-- Begin --

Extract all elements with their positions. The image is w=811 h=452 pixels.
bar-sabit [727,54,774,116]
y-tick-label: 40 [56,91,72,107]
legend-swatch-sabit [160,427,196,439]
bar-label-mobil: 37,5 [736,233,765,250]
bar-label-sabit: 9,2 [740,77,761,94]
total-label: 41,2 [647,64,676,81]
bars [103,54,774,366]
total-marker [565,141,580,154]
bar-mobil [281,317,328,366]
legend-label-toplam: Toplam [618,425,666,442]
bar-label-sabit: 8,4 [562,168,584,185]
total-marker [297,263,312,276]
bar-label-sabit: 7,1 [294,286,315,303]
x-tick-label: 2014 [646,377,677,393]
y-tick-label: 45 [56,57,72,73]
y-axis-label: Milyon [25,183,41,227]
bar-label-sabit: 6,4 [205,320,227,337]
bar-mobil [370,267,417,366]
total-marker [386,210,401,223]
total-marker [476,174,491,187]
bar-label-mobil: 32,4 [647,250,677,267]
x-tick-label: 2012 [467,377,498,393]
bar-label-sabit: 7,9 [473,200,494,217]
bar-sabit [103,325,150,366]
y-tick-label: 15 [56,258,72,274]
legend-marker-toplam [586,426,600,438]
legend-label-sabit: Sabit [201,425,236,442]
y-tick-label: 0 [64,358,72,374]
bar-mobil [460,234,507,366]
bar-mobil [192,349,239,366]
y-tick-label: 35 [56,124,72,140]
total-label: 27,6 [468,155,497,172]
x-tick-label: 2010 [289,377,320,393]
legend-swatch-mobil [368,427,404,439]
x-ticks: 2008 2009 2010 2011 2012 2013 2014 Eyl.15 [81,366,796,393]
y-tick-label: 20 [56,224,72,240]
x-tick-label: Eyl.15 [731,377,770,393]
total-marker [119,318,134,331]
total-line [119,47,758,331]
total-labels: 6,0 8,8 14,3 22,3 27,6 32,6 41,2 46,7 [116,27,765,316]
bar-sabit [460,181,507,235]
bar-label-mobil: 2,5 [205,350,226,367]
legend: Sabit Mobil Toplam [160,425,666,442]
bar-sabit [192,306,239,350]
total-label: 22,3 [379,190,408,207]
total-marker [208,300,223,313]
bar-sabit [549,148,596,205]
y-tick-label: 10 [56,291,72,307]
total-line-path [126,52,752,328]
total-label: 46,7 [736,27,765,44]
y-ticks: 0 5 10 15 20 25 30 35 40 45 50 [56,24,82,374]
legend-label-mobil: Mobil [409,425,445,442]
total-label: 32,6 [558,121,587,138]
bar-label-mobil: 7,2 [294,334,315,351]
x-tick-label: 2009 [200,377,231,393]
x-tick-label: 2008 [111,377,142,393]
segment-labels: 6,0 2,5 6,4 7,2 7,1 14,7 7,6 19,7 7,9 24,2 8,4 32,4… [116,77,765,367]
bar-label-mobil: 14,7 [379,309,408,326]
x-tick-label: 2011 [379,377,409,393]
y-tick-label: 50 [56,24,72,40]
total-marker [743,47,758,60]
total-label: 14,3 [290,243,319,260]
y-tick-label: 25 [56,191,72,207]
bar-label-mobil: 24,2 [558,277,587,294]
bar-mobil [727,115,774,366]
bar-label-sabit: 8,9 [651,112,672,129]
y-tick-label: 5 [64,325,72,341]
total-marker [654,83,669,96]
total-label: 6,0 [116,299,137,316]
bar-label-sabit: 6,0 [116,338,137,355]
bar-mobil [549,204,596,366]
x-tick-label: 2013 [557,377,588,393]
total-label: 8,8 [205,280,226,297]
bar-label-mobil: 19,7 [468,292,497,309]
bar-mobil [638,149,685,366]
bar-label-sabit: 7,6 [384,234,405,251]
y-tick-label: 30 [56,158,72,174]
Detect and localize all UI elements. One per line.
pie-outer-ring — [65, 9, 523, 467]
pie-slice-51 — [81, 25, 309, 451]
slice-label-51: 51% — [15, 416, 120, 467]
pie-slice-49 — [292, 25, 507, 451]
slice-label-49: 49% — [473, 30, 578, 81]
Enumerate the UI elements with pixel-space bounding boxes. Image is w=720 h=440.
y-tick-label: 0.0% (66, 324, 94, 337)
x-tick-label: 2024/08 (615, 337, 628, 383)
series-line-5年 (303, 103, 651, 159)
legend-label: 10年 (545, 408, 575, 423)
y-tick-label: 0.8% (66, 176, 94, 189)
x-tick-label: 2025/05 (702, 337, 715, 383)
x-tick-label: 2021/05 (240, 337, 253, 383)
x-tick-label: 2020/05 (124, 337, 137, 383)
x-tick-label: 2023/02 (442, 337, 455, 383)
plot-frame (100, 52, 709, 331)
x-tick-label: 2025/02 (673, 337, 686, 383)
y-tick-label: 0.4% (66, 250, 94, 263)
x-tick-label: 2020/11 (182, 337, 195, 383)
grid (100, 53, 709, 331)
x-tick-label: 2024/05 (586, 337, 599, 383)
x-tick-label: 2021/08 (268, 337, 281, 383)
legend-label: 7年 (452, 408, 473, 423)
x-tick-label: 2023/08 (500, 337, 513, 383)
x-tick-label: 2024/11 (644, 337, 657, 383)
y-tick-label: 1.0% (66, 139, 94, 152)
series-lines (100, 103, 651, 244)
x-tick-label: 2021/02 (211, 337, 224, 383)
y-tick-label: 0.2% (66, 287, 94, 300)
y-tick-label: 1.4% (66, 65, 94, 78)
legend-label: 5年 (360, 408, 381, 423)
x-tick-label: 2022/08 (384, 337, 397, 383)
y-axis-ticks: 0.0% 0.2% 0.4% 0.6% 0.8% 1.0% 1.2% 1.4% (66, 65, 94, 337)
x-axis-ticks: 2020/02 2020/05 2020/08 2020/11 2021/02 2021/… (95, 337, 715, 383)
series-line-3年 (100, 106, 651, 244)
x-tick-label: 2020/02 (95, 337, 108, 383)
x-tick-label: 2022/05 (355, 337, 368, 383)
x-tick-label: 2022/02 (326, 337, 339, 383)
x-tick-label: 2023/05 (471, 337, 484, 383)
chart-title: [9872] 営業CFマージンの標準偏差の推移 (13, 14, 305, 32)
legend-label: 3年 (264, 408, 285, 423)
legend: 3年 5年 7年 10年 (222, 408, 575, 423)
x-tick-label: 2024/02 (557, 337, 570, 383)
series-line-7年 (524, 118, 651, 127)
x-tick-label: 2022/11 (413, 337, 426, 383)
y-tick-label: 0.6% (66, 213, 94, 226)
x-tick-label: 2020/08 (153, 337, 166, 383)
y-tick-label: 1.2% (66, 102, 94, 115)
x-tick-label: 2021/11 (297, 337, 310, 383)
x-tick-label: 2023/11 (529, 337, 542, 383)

-- End --

- Work to do
Present all the entries above as a Markdown table with the columns Row and Text. Each non-blank line gets its own numbered row, and blank lines are dropped.

- Answer
| Row | Text |
|---|---|
| 1 | Extract all elements with their positions. The image is w=811 h=452 pixels. |
| 2 | bar-sabit [727,54,774,116] |
| 3 | y-tick-label: 40 [56,91,72,107] |
| 4 | legend-swatch-sabit [160,427,196,439] |
| 5 | bar-label-mobil: 37,5 [736,233,765,250] |
| 6 | bar-label-sabit: 9,2 [740,77,761,94] |
| 7 | total-label: 41,2 [647,64,676,81] |
| 8 | bars [103,54,774,366] |
| 9 | total-marker [565,141,580,154] |
| 10 | bar-mobil [281,317,328,366] |
| 11 | legend-label-toplam: Toplam [618,425,666,442] |
| 12 | bar-label-sabit: 8,4 [562,168,584,185] |
| 13 | total-marker [297,263,312,276] |
| 14 | bar-label-sabit: 7,1 [294,286,315,303] |
| 15 | x-tick-label: 2014 [646,377,677,393] |
| 16 | y-tick-label: 45 [56,57,72,73] |
| 17 | y-axis-label: Milyon [25,183,41,227] |
| 18 | bar-label-sabit: 6,4 [205,320,227,337] |
| 19 | bar-mobil [370,267,417,366] |
| 20 | total-marker [386,210,401,223] |
| 21 | total-marker [476,174,491,187] |
| 22 | bar-label-mobil: 32,4 [647,250,677,267] |
| 23 | x-tick-label: 2012 [467,377,498,393] |
| 24 | bar-label-sabit: 7,9 [473,200,494,217] |
| 25 | bar-sabit [103,325,150,366] |
| 26 | y-tick-label: 15 [56,258,72,274] |
| 27 | legend-marker-toplam [586,426,600,438] |
| 28 | legend-label-sabit: Sabit [201,425,236,442] |
| 29 | y-tick-label: 0 [64,358,72,374] |
| 30 | bar-mobil [460,234,507,366] |
| 31 | bar-mobil [192,349,239,366] |
| 32 | y-tick-label: 35 [56,124,72,140] |
| 33 | total-label: 27,6 [468,155,497,172] |
| 34 | x-tick-label: 2010 [289,377,320,393] |
| 35 | legend-swatch-mobil [368,427,404,439] |
| 36 | x-ticks: 2008 2009 2010 2011 2012 2013 2014 Eyl.15 [81,366,796,393] |
| 37 | y-tick-label: 20 [56,224,72,240] |
| 38 | x-tick-label: Eyl.15 [731,377,770,393] |
| 39 | total-marker [119,318,134,331] |
| 40 | total-line [119,47,758,331] |
| 41 | total-labels: 6,0 8,8 14,3 22,3 27,6 32,6 41,2 46,7 [116,27,765,316] |
| 42 | bar-sabit [460,181,507,235] |
| 43 | bar-label-mobil: 2,5 [205,350,226,367] |
| 44 | legend: Sabit Mobil Toplam [160,425,666,442] |
| 45 | bar-sabit [192,306,239,350] |
| 46 | total-label: 22,3 [379,190,408,207] |
| 47 | total-marker [208,300,223,313] |
| 48 | bar-sabit [549,148,596,205] |
| 49 | y-tick-label: 10 [56,291,72,307] |
| 50 | total-line-path [126,52,752,328] |
| 51 | total-label: 46,7 [736,27,765,44] |
| 52 | y-ticks: 0 5 10 15 20 25 30 35 40 45 50 [56,24,82,374] |
| 53 | legend-label-mobil: Mobil [409,425,445,442] |
| 54 | total-label: 32,6 [558,121,587,138] |
| 55 | bar-label-mobil: 7,2 [294,334,315,351] |
| 56 | x-tick-label: 2009 [200,377,231,393] |
| 57 | x-tick-label: 2008 [111,377,142,393] |
| 58 | segment-labels: 6,0 2,5 6,4 7,2 7,1 14,7 7,6 19,7 7,9 24,2 8,4 32,4… [116,77,765,367] |
| 59 | bar-label-mobil: 14,7 [379,309,408,326] |
| 60 | x-tick-label: 2011 [379,377,409,393] |
| 61 | y-tick-label: 50 [56,24,72,40] |
| 62 | total-marker [743,47,758,60] |
| 63 | total-label: 14,3 [290,243,319,260] |
| 64 | y-tick-label: 25 [56,191,72,207] |
| 65 | bar-label-mobil: 24,2 [558,277,587,294] |
| 66 | bar-mobil [727,115,774,366] |
| 67 | bar-label-sabit: 8,9 [651,112,672,129] |
| 68 | y-tick-label: 5 [64,325,72,341] |
| 69 | total-marker [654,83,669,96] |
| 70 | total-label: 6,0 [116,299,137,316] |
| 71 | bar-label-sabit: 6,0 [116,338,137,355] |
| 72 | bar-mobil [549,204,596,366] |
| 73 | x-tick-label: 2013 [557,377,588,393] |
| 74 | total-label: 8,8 [205,280,226,297] |
| 75 | bar-label-mobil: 19,7 [468,292,497,309] |
| 76 | bar-mobil [638,149,685,366] |
| 77 | bar-label-sabit: 7,6 [384,234,405,251] |
| 78 | y-tick-label: 30 [56,158,72,174] |
| 79 | Detect and localize all UI elements. One per line. |
| 80 | pie-outer-ring — [65, 9, 523, 467] |
| 81 | pie-slice-51 — [81, 25, 309, 451] |
| 82 | slice-label-51: 51% — [15, 416, 120, 467] |
| 83 | pie-slice-49 — [292, 25, 507, 451] |
| 84 | slice-label-49: 49% — [473, 30, 578, 81] |
| 85 | Enumerate the UI elements with pixel-space bounding boxes. Image is w=720 h=440. |
| 86 | y-tick-label: 0.0% (66, 324, 94, 337) |
| 87 | x-tick-label: 2024/08 (615, 337, 628, 383) |
| 88 | series-line-5年 (303, 103, 651, 159) |
| 89 | legend-label: 10年 (545, 408, 575, 423) |
| 90 | y-tick-label: 0.8% (66, 176, 94, 189) |
| 91 | x-tick-label: 2025/05 (702, 337, 715, 383) |
| 92 | x-tick-label: 2021/05 (240, 337, 253, 383) |
| 93 | x-tick-label: 2020/05 (124, 337, 137, 383) |
| 94 | x-tick-label: 2023/02 (442, 337, 455, 383) |
| 95 | plot-frame (100, 52, 709, 331) |
| 96 | x-tick-label: 2025/02 (673, 337, 686, 383) |
| 97 | y-tick-label: 0.4% (66, 250, 94, 263) |
| 98 | x-tick-label: 2020/11 (182, 337, 195, 383) |
| 99 | grid (100, 53, 709, 331) |
| 100 | x-tick-label: 2024/05 (586, 337, 599, 383) |
| 101 | x-tick-label: 2021/08 (268, 337, 281, 383) |
| 102 | legend-label: 7年 (452, 408, 473, 423) |
| 103 | x-tick-label: 2023/08 (500, 337, 513, 383) |
| 104 | x-tick-label: 2024/11 (644, 337, 657, 383) |
| 105 | y-tick-label: 1.0% (66, 139, 94, 152) |
| 106 | series-lines (100, 103, 651, 244) |
| 107 | x-tick-label: 2021/02 (211, 337, 224, 383) |
| 108 | y-tick-label: 0.2% (66, 287, 94, 300) |
| 109 | y-tick-label: 1.4% (66, 65, 94, 78) |
| 110 | legend-label: 5年 (360, 408, 381, 423) |
| 111 | x-tick-label: 2022/08 (384, 337, 397, 383) |
| 112 | y-axis-ticks: 0.0% 0.2% 0.4% 0.6% 0.8% 1.0% 1.2% 1.4% (66, 65, 94, 337) |
| 113 | x-axis-ticks: 2020/02 2020/05 2020/08 2020/11 2021/02 2021/… (95, 337, 715, 383) |
| 114 | series-line-3年 (100, 106, 651, 244) |
| 115 | x-tick-label: 2020/02 (95, 337, 108, 383) |
| 116 | x-tick-label: 2022/05 (355, 337, 368, 383) |
| 117 | x-tick-label: 2022/02 (326, 337, 339, 383) |
| 118 | x-tick-label: 2023/05 (471, 337, 484, 383) |
| 119 | chart-title: [9872] 営業CFマージンの標準偏差の推移 (13, 14, 305, 32) |
| 120 | legend-label: 3年 (264, 408, 285, 423) |
| 121 | legend: 3年 5年 7年 10年 (222, 408, 575, 423) |
| 122 | x-tick-label: 2024/02 (557, 337, 570, 383) |
| 123 | series-line-7年 (524, 118, 651, 127) |
| 124 | x-tick-label: 2022/11 (413, 337, 426, 383) |
| 125 | y-tick-label: 0.6% (66, 213, 94, 226) |
| 126 | x-tick-label: 2020/08 (153, 337, 166, 383) |
| 127 | y-tick-label: 1.2% (66, 102, 94, 115) |
| 128 | x-tick-label: 2021/11 (297, 337, 310, 383) |
| 129 | x-tick-label: 2023/11 (529, 337, 542, 383) |